Objective.
Within the material below, locate the line with "Decode this chart: output" and the line with "Output a JSON", then return those two lines and all lines between them, exactly as written.

-*-

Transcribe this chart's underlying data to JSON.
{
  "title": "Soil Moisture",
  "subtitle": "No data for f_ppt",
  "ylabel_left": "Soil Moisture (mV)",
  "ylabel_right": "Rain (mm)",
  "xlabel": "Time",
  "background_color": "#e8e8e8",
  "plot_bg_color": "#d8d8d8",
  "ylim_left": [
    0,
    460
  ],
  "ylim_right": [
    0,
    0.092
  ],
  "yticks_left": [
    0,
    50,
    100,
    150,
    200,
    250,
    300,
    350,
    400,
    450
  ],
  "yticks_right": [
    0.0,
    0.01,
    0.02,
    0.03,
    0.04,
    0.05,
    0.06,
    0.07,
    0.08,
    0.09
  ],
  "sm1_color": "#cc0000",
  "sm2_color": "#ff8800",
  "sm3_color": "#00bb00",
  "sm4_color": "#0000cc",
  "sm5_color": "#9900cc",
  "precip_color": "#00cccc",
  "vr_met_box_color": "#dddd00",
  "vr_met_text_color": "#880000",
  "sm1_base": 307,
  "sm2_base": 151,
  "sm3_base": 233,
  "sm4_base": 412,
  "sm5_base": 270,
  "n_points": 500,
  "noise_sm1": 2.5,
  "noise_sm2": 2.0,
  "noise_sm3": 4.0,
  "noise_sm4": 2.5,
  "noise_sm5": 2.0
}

-*-

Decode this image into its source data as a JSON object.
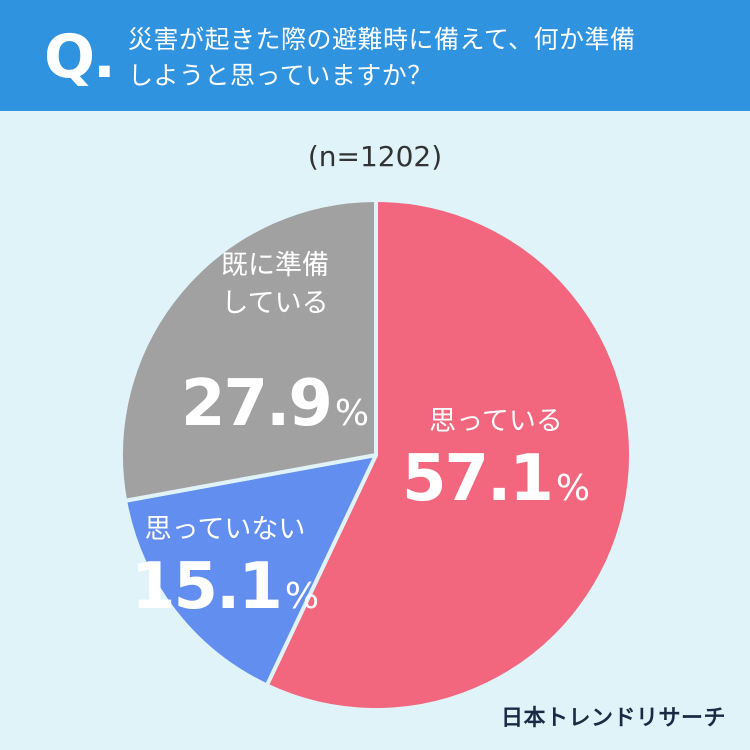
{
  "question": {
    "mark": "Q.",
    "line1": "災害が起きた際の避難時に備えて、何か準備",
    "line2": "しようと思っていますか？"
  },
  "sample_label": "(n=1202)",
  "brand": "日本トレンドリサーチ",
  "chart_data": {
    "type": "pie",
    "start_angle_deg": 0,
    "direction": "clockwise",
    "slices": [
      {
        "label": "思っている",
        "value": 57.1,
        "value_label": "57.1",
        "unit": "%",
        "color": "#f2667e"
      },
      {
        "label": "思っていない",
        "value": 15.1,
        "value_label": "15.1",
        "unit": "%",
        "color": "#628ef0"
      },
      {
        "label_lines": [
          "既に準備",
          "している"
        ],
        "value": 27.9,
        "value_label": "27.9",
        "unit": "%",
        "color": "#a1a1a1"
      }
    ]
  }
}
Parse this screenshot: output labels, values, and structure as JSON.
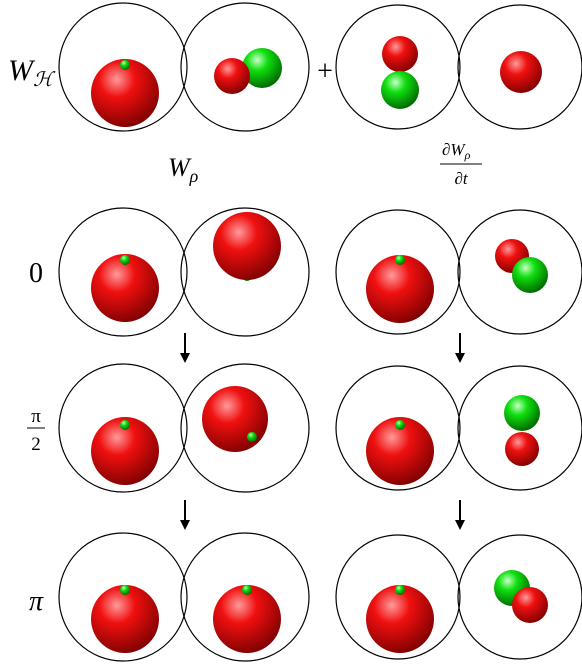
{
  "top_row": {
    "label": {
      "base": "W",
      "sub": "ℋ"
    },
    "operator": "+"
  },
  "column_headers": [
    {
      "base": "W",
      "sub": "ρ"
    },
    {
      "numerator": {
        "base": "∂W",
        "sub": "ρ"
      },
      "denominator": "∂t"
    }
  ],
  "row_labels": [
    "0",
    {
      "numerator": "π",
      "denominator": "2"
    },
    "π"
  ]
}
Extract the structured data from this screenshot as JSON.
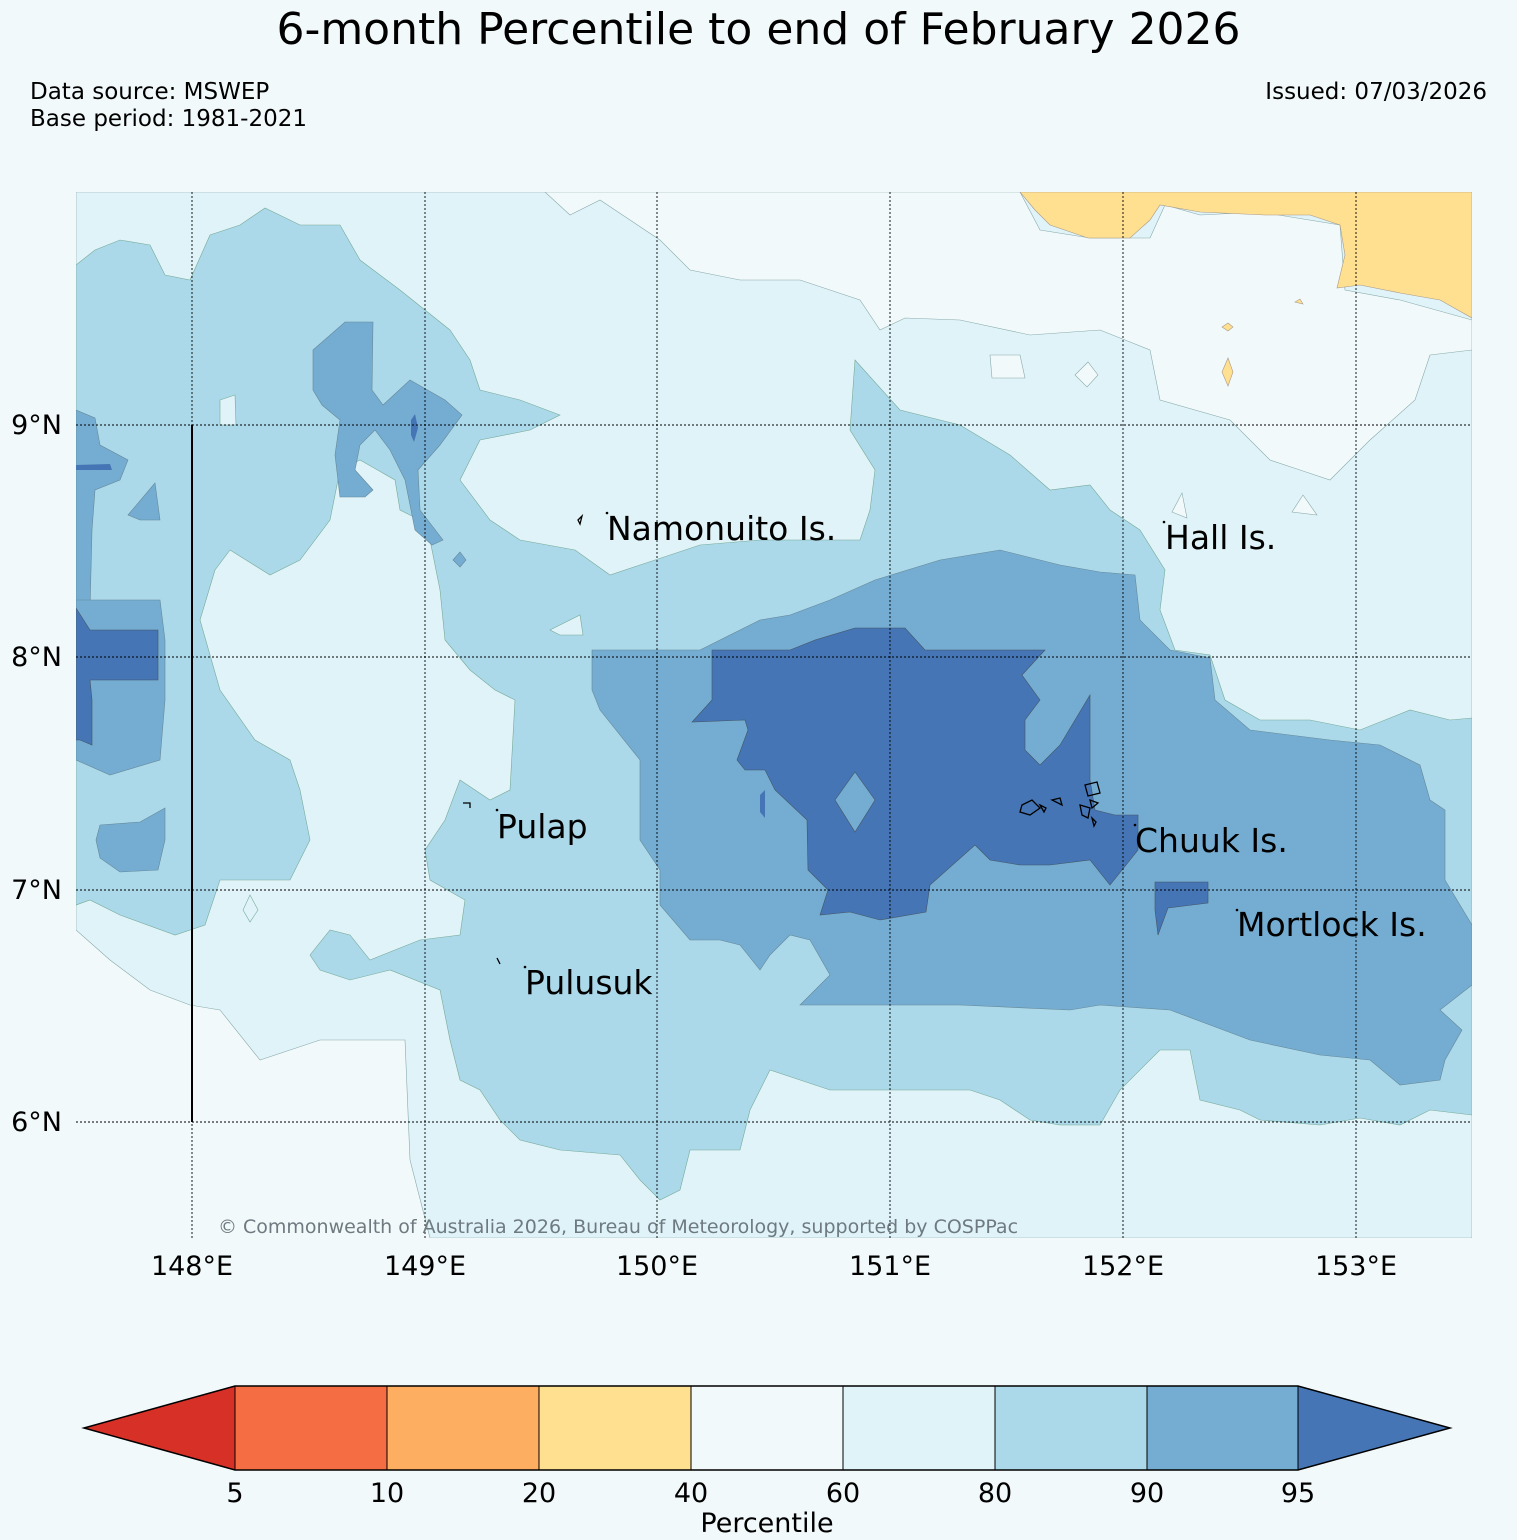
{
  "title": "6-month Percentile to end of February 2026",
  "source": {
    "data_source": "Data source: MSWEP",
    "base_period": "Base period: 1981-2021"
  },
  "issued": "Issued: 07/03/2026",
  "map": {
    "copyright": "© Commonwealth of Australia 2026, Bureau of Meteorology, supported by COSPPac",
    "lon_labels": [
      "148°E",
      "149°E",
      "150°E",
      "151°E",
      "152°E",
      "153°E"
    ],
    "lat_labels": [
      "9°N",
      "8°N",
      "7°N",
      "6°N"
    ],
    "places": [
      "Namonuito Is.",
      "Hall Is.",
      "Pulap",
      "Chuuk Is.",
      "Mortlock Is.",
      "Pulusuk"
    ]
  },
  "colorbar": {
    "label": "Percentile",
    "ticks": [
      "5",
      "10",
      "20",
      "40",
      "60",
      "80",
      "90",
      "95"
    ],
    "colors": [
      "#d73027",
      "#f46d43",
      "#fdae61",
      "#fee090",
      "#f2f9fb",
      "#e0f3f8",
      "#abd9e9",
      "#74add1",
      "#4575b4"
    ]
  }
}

-*-

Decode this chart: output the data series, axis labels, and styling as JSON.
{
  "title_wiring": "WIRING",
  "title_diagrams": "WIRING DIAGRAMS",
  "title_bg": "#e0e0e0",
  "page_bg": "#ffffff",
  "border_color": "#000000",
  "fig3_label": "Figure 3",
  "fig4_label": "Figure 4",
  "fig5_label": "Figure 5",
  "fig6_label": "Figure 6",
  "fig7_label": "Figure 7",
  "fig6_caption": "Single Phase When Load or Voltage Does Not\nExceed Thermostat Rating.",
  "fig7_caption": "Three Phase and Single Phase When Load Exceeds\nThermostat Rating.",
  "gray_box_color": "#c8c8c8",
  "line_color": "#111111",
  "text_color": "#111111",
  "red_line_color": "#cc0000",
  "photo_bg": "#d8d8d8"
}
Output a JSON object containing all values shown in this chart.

-*-

Exercise answer.
Decode this chart: output the data series, axis labels, and styling as JSON.
{
  "title_wiring": "WIRING",
  "title_diagrams": "WIRING DIAGRAMS",
  "title_bg": "#e0e0e0",
  "page_bg": "#ffffff",
  "border_color": "#000000",
  "fig3_label": "Figure 3",
  "fig4_label": "Figure 4",
  "fig5_label": "Figure 5",
  "fig6_label": "Figure 6",
  "fig7_label": "Figure 7",
  "fig6_caption": "Single Phase When Load or Voltage Does Not\nExceed Thermostat Rating.",
  "fig7_caption": "Three Phase and Single Phase When Load Exceeds\nThermostat Rating.",
  "gray_box_color": "#c8c8c8",
  "line_color": "#111111",
  "text_color": "#111111",
  "red_line_color": "#cc0000",
  "photo_bg": "#d8d8d8"
}
Output a JSON object containing all values shown in this chart.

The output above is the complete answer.